--- START OF Data listing ---

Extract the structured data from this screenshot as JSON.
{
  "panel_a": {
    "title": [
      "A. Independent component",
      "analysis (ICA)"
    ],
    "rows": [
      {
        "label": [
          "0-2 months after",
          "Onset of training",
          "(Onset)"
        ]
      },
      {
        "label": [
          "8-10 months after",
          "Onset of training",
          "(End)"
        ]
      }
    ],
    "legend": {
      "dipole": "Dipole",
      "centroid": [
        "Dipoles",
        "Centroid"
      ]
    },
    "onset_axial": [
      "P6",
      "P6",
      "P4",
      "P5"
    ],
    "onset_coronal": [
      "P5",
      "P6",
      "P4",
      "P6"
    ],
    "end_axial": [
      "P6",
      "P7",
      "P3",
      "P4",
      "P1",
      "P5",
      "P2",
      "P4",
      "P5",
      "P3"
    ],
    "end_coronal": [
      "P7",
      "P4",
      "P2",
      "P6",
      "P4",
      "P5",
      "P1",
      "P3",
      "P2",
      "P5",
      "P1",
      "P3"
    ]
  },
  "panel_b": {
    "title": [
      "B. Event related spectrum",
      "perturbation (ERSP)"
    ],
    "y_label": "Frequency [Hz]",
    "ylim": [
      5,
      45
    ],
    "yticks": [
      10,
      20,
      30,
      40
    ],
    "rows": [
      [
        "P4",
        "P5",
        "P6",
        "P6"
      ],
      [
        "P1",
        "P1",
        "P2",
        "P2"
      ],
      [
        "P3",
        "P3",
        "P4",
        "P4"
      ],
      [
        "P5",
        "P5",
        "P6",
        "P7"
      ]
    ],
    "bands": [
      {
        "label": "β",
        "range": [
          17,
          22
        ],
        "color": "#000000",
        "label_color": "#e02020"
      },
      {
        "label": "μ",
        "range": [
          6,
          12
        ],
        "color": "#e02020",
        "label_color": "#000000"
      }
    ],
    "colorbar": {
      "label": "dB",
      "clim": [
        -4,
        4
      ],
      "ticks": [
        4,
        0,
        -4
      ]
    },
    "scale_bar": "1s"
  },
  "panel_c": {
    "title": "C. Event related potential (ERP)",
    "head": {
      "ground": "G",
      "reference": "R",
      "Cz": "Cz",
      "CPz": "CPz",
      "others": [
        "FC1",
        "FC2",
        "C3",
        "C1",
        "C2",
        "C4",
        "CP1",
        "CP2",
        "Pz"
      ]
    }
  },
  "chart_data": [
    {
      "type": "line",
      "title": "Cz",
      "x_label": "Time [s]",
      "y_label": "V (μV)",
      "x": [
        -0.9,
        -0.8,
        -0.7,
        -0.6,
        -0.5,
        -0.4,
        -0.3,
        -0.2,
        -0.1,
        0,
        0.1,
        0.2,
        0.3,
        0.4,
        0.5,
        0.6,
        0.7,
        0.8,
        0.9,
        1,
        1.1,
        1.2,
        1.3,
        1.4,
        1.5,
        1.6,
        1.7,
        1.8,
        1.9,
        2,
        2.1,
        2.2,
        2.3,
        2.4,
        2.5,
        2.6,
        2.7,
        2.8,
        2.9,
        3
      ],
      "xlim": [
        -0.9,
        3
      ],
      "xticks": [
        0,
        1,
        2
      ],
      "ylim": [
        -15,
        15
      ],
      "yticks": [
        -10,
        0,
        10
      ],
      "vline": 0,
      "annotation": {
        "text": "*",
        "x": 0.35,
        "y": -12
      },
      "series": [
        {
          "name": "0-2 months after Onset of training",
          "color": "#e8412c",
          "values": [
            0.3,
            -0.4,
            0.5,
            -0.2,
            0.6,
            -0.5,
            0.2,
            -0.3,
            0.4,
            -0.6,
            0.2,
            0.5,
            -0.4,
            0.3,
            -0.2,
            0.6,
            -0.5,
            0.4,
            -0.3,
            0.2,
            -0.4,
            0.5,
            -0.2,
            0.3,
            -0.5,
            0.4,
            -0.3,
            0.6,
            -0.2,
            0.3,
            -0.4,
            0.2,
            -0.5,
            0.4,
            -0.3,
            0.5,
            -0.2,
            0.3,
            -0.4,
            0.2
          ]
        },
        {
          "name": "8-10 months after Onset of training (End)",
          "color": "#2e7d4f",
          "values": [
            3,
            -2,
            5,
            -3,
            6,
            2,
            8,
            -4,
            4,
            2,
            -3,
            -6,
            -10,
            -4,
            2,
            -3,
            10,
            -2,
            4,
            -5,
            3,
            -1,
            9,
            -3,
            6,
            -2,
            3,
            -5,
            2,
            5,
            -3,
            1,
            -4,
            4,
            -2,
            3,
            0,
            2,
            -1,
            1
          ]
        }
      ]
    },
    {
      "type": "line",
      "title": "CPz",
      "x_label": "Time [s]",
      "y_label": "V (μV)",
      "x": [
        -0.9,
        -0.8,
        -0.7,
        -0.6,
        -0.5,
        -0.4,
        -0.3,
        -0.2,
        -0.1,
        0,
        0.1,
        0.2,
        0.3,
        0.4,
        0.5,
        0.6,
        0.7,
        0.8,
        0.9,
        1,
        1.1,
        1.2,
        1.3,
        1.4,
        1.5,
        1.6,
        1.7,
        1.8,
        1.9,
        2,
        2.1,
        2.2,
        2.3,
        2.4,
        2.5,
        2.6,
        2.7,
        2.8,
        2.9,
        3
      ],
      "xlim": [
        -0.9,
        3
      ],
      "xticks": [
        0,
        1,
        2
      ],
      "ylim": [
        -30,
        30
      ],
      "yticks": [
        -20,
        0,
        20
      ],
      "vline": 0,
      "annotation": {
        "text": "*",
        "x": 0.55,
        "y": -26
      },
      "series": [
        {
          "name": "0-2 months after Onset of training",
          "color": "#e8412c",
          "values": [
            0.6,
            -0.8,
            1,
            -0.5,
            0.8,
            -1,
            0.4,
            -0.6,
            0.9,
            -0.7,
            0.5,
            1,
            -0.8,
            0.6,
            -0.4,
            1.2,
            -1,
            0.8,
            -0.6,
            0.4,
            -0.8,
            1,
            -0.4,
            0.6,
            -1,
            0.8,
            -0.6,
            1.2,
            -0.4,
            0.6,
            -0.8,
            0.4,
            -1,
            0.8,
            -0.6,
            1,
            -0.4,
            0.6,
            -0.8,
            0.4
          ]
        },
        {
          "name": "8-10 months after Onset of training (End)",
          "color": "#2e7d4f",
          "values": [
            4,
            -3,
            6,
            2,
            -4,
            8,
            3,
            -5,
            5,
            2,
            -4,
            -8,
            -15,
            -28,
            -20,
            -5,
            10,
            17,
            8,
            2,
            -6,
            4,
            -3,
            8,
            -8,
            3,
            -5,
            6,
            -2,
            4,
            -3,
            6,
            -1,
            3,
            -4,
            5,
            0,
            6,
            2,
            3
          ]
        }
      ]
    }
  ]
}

--- END OF Data listing ---

Directions for this task: Go through the listing and copy all of it exactly.

Solution below:
Extract the structured data from this screenshot as JSON.
{
  "panel_a": {
    "title": [
      "A. Independent component",
      "analysis (ICA)"
    ],
    "rows": [
      {
        "label": [
          "0-2 months after",
          "Onset of training",
          "(Onset)"
        ]
      },
      {
        "label": [
          "8-10 months after",
          "Onset of training",
          "(End)"
        ]
      }
    ],
    "legend": {
      "dipole": "Dipole",
      "centroid": [
        "Dipoles",
        "Centroid"
      ]
    },
    "onset_axial": [
      "P6",
      "P6",
      "P4",
      "P5"
    ],
    "onset_coronal": [
      "P5",
      "P6",
      "P4",
      "P6"
    ],
    "end_axial": [
      "P6",
      "P7",
      "P3",
      "P4",
      "P1",
      "P5",
      "P2",
      "P4",
      "P5",
      "P3"
    ],
    "end_coronal": [
      "P7",
      "P4",
      "P2",
      "P6",
      "P4",
      "P5",
      "P1",
      "P3",
      "P2",
      "P5",
      "P1",
      "P3"
    ]
  },
  "panel_b": {
    "title": [
      "B. Event related spectrum",
      "perturbation (ERSP)"
    ],
    "y_label": "Frequency [Hz]",
    "ylim": [
      5,
      45
    ],
    "yticks": [
      10,
      20,
      30,
      40
    ],
    "rows": [
      [
        "P4",
        "P5",
        "P6",
        "P6"
      ],
      [
        "P1",
        "P1",
        "P2",
        "P2"
      ],
      [
        "P3",
        "P3",
        "P4",
        "P4"
      ],
      [
        "P5",
        "P5",
        "P6",
        "P7"
      ]
    ],
    "bands": [
      {
        "label": "β",
        "range": [
          17,
          22
        ],
        "color": "#000000",
        "label_color": "#e02020"
      },
      {
        "label": "μ",
        "range": [
          6,
          12
        ],
        "color": "#e02020",
        "label_color": "#000000"
      }
    ],
    "colorbar": {
      "label": "dB",
      "clim": [
        -4,
        4
      ],
      "ticks": [
        4,
        0,
        -4
      ]
    },
    "scale_bar": "1s"
  },
  "panel_c": {
    "title": "C. Event related potential (ERP)",
    "head": {
      "ground": "G",
      "reference": "R",
      "Cz": "Cz",
      "CPz": "CPz",
      "others": [
        "FC1",
        "FC2",
        "C3",
        "C1",
        "C2",
        "C4",
        "CP1",
        "CP2",
        "Pz"
      ]
    }
  },
  "chart_data": [
    {
      "type": "line",
      "title": "Cz",
      "x_label": "Time [s]",
      "y_label": "V (μV)",
      "x": [
        -0.9,
        -0.8,
        -0.7,
        -0.6,
        -0.5,
        -0.4,
        -0.3,
        -0.2,
        -0.1,
        0,
        0.1,
        0.2,
        0.3,
        0.4,
        0.5,
        0.6,
        0.7,
        0.8,
        0.9,
        1,
        1.1,
        1.2,
        1.3,
        1.4,
        1.5,
        1.6,
        1.7,
        1.8,
        1.9,
        2,
        2.1,
        2.2,
        2.3,
        2.4,
        2.5,
        2.6,
        2.7,
        2.8,
        2.9,
        3
      ],
      "xlim": [
        -0.9,
        3
      ],
      "xticks": [
        0,
        1,
        2
      ],
      "ylim": [
        -15,
        15
      ],
      "yticks": [
        -10,
        0,
        10
      ],
      "vline": 0,
      "annotation": {
        "text": "*",
        "x": 0.35,
        "y": -12
      },
      "series": [
        {
          "name": "0-2 months after Onset of training",
          "color": "#e8412c",
          "values": [
            0.3,
            -0.4,
            0.5,
            -0.2,
            0.6,
            -0.5,
            0.2,
            -0.3,
            0.4,
            -0.6,
            0.2,
            0.5,
            -0.4,
            0.3,
            -0.2,
            0.6,
            -0.5,
            0.4,
            -0.3,
            0.2,
            -0.4,
            0.5,
            -0.2,
            0.3,
            -0.5,
            0.4,
            -0.3,
            0.6,
            -0.2,
            0.3,
            -0.4,
            0.2,
            -0.5,
            0.4,
            -0.3,
            0.5,
            -0.2,
            0.3,
            -0.4,
            0.2
          ]
        },
        {
          "name": "8-10 months after Onset of training (End)",
          "color": "#2e7d4f",
          "values": [
            3,
            -2,
            5,
            -3,
            6,
            2,
            8,
            -4,
            4,
            2,
            -3,
            -6,
            -10,
            -4,
            2,
            -3,
            10,
            -2,
            4,
            -5,
            3,
            -1,
            9,
            -3,
            6,
            -2,
            3,
            -5,
            2,
            5,
            -3,
            1,
            -4,
            4,
            -2,
            3,
            0,
            2,
            -1,
            1
          ]
        }
      ]
    },
    {
      "type": "line",
      "title": "CPz",
      "x_label": "Time [s]",
      "y_label": "V (μV)",
      "x": [
        -0.9,
        -0.8,
        -0.7,
        -0.6,
        -0.5,
        -0.4,
        -0.3,
        -0.2,
        -0.1,
        0,
        0.1,
        0.2,
        0.3,
        0.4,
        0.5,
        0.6,
        0.7,
        0.8,
        0.9,
        1,
        1.1,
        1.2,
        1.3,
        1.4,
        1.5,
        1.6,
        1.7,
        1.8,
        1.9,
        2,
        2.1,
        2.2,
        2.3,
        2.4,
        2.5,
        2.6,
        2.7,
        2.8,
        2.9,
        3
      ],
      "xlim": [
        -0.9,
        3
      ],
      "xticks": [
        0,
        1,
        2
      ],
      "ylim": [
        -30,
        30
      ],
      "yticks": [
        -20,
        0,
        20
      ],
      "vline": 0,
      "annotation": {
        "text": "*",
        "x": 0.55,
        "y": -26
      },
      "series": [
        {
          "name": "0-2 months after Onset of training",
          "color": "#e8412c",
          "values": [
            0.6,
            -0.8,
            1,
            -0.5,
            0.8,
            -1,
            0.4,
            -0.6,
            0.9,
            -0.7,
            0.5,
            1,
            -0.8,
            0.6,
            -0.4,
            1.2,
            -1,
            0.8,
            -0.6,
            0.4,
            -0.8,
            1,
            -0.4,
            0.6,
            -1,
            0.8,
            -0.6,
            1.2,
            -0.4,
            0.6,
            -0.8,
            0.4,
            -1,
            0.8,
            -0.6,
            1,
            -0.4,
            0.6,
            -0.8,
            0.4
          ]
        },
        {
          "name": "8-10 months after Onset of training (End)",
          "color": "#2e7d4f",
          "values": [
            4,
            -3,
            6,
            2,
            -4,
            8,
            3,
            -5,
            5,
            2,
            -4,
            -8,
            -15,
            -28,
            -20,
            -5,
            10,
            17,
            8,
            2,
            -6,
            4,
            -3,
            8,
            -8,
            3,
            -5,
            6,
            -2,
            4,
            -3,
            6,
            -1,
            3,
            -4,
            5,
            0,
            6,
            2,
            3
          ]
        }
      ]
    }
  ]
}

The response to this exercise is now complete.